*Required work*: Transcribe all the entries word for word, skipping the pictures.

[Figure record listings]
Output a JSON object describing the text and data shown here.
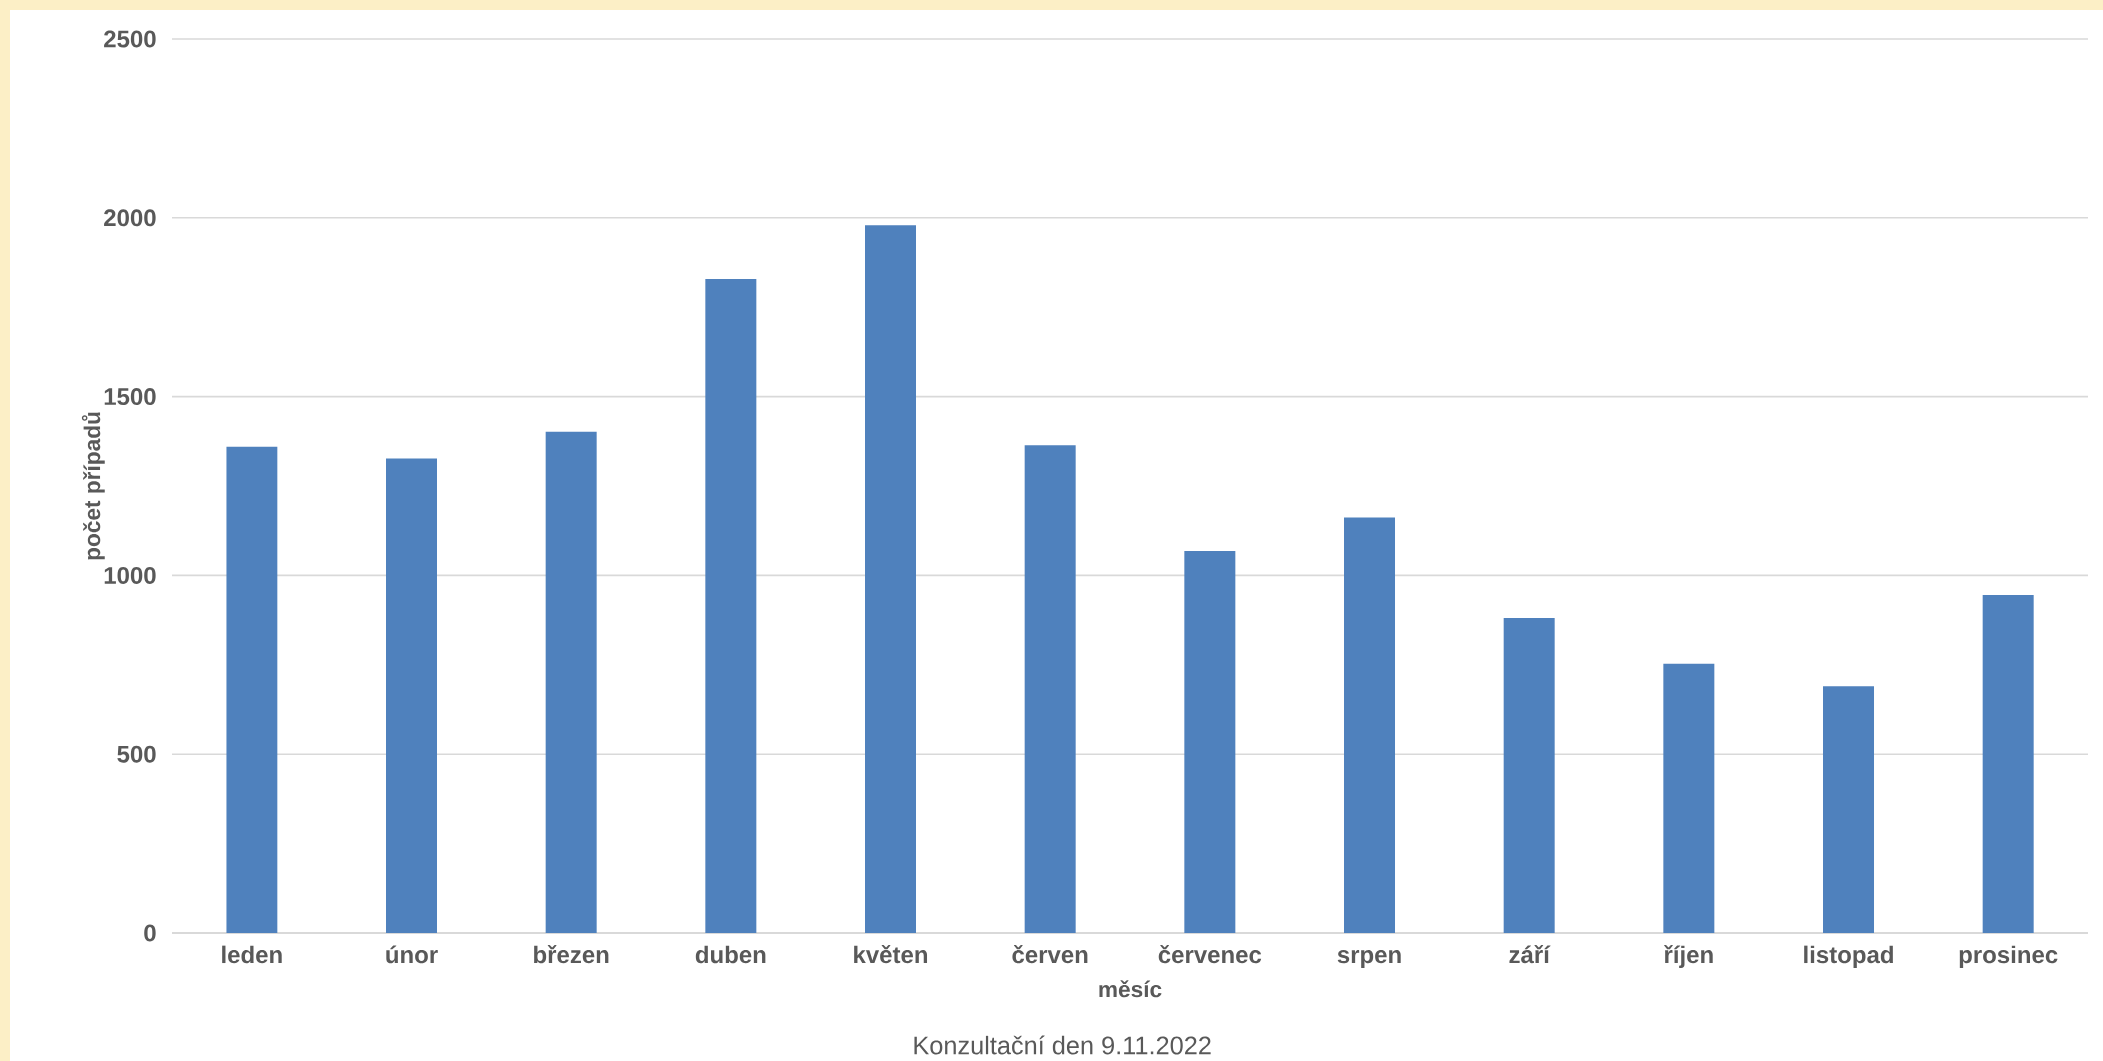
{
  "chart_data": {
    "type": "bar",
    "xlabel": "měsíc",
    "ylabel": "počet případů",
    "categories": [
      "leden",
      "únor",
      "březen",
      "duben",
      "květen",
      "červen",
      "červenec",
      "srpen",
      "září",
      "říjen",
      "listopad",
      "prosinec"
    ],
    "values": [
      1360,
      1327,
      1402,
      1829,
      1979,
      1364,
      1068,
      1162,
      881,
      753,
      690,
      945
    ],
    "color": "#4f81bd",
    "ylim": [
      0,
      2500
    ],
    "yticks": [
      0,
      500,
      1000,
      1500,
      2000,
      2500
    ],
    "grid": "y",
    "annotations": [
      "Konzultační den 9.11.2022"
    ]
  }
}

*Finished task*:
Output a JSON object describing the text and data shown here.
{
  "chart_data": {
    "type": "bar",
    "xlabel": "měsíc",
    "ylabel": "počet případů",
    "categories": [
      "leden",
      "únor",
      "březen",
      "duben",
      "květen",
      "červen",
      "červenec",
      "srpen",
      "září",
      "říjen",
      "listopad",
      "prosinec"
    ],
    "values": [
      1360,
      1327,
      1402,
      1829,
      1979,
      1364,
      1068,
      1162,
      881,
      753,
      690,
      945
    ],
    "color": "#4f81bd",
    "ylim": [
      0,
      2500
    ],
    "yticks": [
      0,
      500,
      1000,
      1500,
      2000,
      2500
    ],
    "grid": "y",
    "annotations": [
      "Konzultační den 9.11.2022"
    ]
  }
}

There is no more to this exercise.